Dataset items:
........
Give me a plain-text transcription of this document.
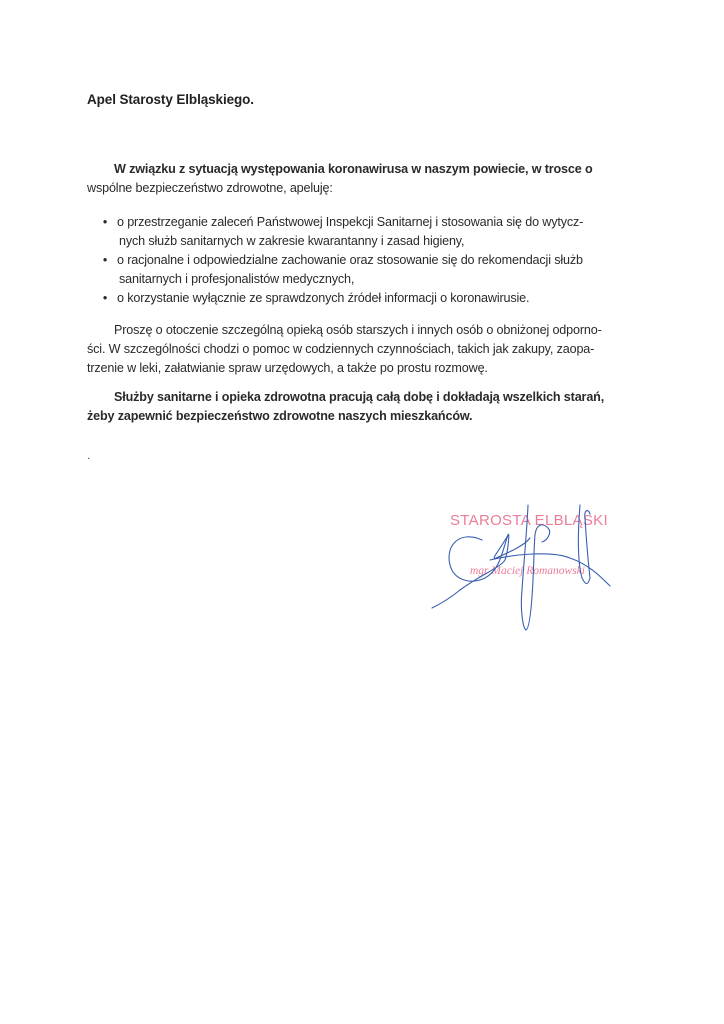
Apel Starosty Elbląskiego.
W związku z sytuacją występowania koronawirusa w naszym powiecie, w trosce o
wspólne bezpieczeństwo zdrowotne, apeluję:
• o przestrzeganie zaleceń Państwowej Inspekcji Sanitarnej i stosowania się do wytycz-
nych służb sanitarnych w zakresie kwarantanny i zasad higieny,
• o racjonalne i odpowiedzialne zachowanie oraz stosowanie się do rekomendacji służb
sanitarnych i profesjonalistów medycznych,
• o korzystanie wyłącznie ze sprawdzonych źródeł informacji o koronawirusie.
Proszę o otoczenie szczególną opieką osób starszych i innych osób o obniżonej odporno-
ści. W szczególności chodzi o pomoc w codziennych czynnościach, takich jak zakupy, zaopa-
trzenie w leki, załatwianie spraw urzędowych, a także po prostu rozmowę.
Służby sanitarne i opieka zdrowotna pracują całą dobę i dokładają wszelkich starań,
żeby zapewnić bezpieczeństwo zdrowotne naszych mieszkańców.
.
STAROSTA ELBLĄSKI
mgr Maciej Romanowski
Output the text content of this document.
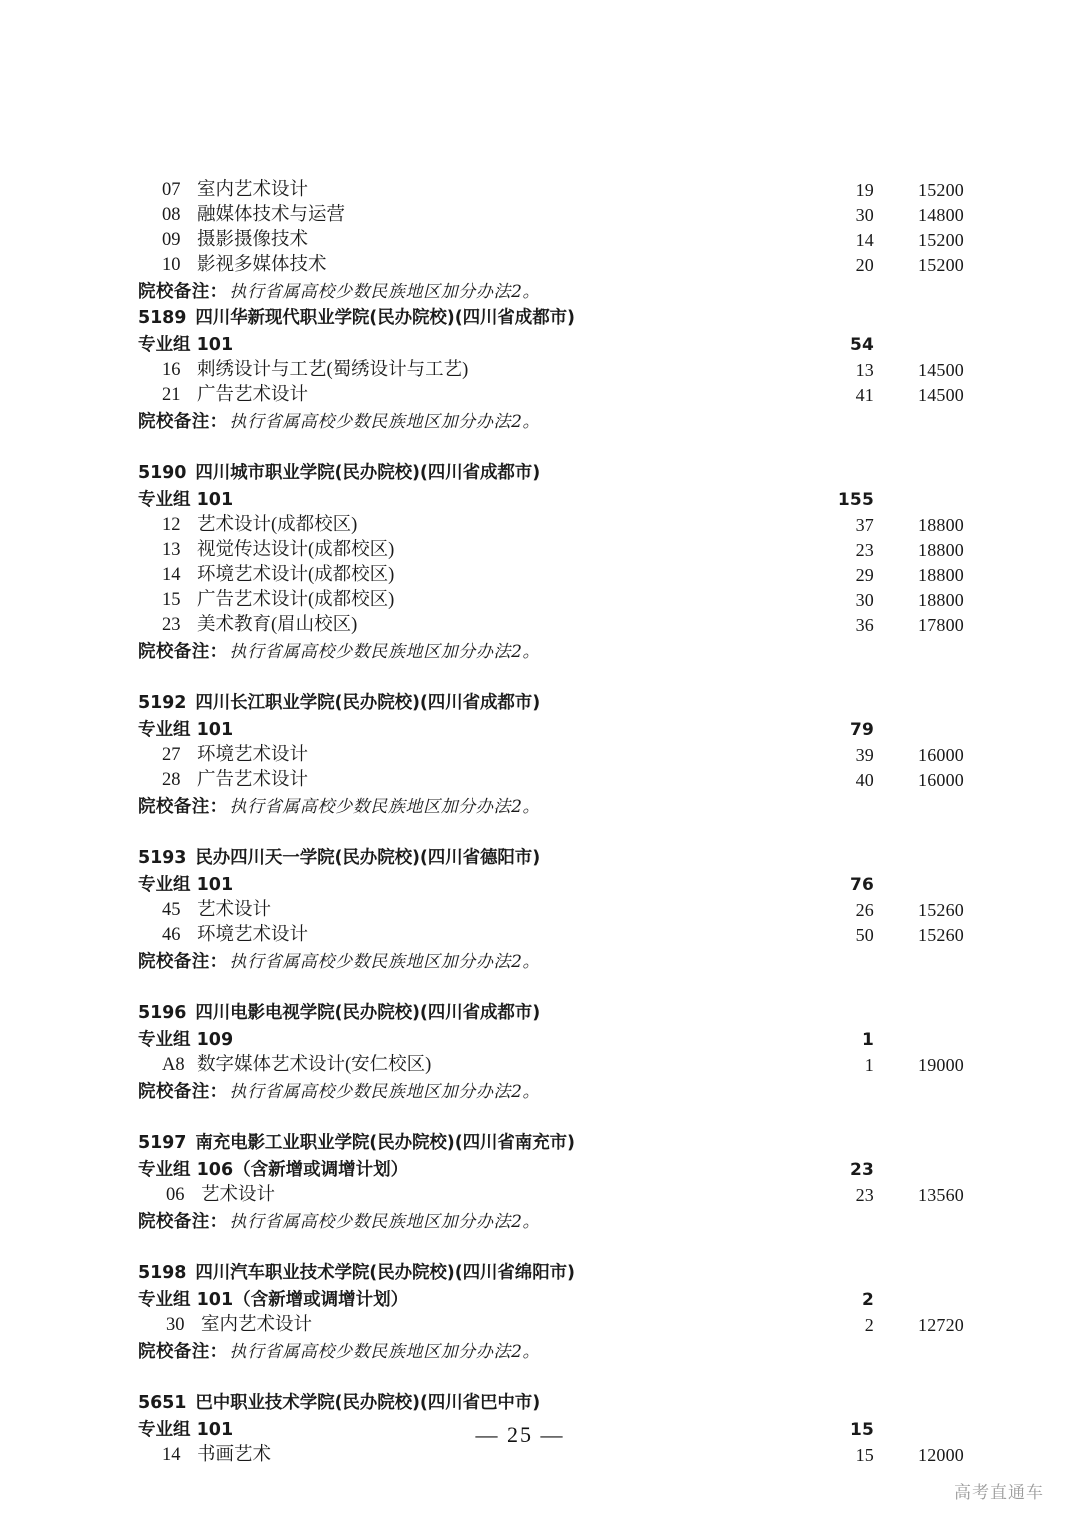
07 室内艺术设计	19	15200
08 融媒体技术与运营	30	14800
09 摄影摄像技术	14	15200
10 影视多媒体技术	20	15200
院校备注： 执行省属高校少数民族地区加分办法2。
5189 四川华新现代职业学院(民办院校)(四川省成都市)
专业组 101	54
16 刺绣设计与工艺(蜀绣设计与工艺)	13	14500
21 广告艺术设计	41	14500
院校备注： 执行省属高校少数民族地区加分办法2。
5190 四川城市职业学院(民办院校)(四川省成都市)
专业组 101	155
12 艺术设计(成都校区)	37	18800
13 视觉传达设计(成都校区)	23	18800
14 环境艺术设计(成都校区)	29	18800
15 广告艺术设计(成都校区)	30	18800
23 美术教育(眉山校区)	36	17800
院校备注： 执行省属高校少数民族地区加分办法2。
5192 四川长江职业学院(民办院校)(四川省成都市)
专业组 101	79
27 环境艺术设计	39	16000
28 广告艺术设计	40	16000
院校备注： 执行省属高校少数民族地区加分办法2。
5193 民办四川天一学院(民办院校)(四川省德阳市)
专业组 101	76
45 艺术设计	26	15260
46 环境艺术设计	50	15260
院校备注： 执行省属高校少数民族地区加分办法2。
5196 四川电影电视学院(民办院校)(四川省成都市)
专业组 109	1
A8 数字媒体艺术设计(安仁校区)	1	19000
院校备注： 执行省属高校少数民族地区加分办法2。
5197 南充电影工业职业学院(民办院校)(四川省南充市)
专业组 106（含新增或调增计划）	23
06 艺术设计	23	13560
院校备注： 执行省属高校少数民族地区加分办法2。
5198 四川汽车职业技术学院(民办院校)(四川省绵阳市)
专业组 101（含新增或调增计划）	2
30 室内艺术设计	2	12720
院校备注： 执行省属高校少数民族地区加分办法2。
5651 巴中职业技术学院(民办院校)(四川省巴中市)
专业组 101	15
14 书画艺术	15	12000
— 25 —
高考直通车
........
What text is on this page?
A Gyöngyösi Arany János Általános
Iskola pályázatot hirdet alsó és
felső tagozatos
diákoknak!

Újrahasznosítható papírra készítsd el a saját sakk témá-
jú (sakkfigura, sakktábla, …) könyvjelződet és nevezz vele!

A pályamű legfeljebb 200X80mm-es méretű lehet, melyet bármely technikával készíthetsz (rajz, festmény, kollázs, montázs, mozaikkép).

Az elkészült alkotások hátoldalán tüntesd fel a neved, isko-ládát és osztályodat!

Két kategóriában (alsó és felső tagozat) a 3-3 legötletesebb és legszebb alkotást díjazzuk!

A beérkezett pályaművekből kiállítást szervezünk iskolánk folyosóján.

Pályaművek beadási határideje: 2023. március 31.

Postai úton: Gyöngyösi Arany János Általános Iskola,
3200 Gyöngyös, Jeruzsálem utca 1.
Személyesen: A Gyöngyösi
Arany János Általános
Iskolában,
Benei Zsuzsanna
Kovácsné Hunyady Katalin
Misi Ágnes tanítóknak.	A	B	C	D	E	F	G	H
........
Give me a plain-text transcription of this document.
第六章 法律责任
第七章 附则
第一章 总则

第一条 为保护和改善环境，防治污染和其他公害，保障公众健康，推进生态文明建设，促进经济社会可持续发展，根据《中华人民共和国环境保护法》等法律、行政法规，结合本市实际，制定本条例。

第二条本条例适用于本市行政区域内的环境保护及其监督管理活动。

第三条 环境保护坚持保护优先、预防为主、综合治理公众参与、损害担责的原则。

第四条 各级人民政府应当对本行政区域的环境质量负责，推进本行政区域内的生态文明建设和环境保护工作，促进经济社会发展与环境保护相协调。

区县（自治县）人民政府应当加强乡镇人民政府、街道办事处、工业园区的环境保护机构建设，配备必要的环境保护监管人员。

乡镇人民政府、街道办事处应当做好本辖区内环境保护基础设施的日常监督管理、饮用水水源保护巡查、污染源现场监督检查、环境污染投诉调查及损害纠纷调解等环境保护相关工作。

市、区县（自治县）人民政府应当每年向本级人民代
........
## EXERCISE REQUIREMENTS
Copy out all lines from the material above that contain the string "含新增或调增计划".

## THE RESULT
专业组 106（含新增或调增计划）	23
专业组 101（含新增或调增计划）	2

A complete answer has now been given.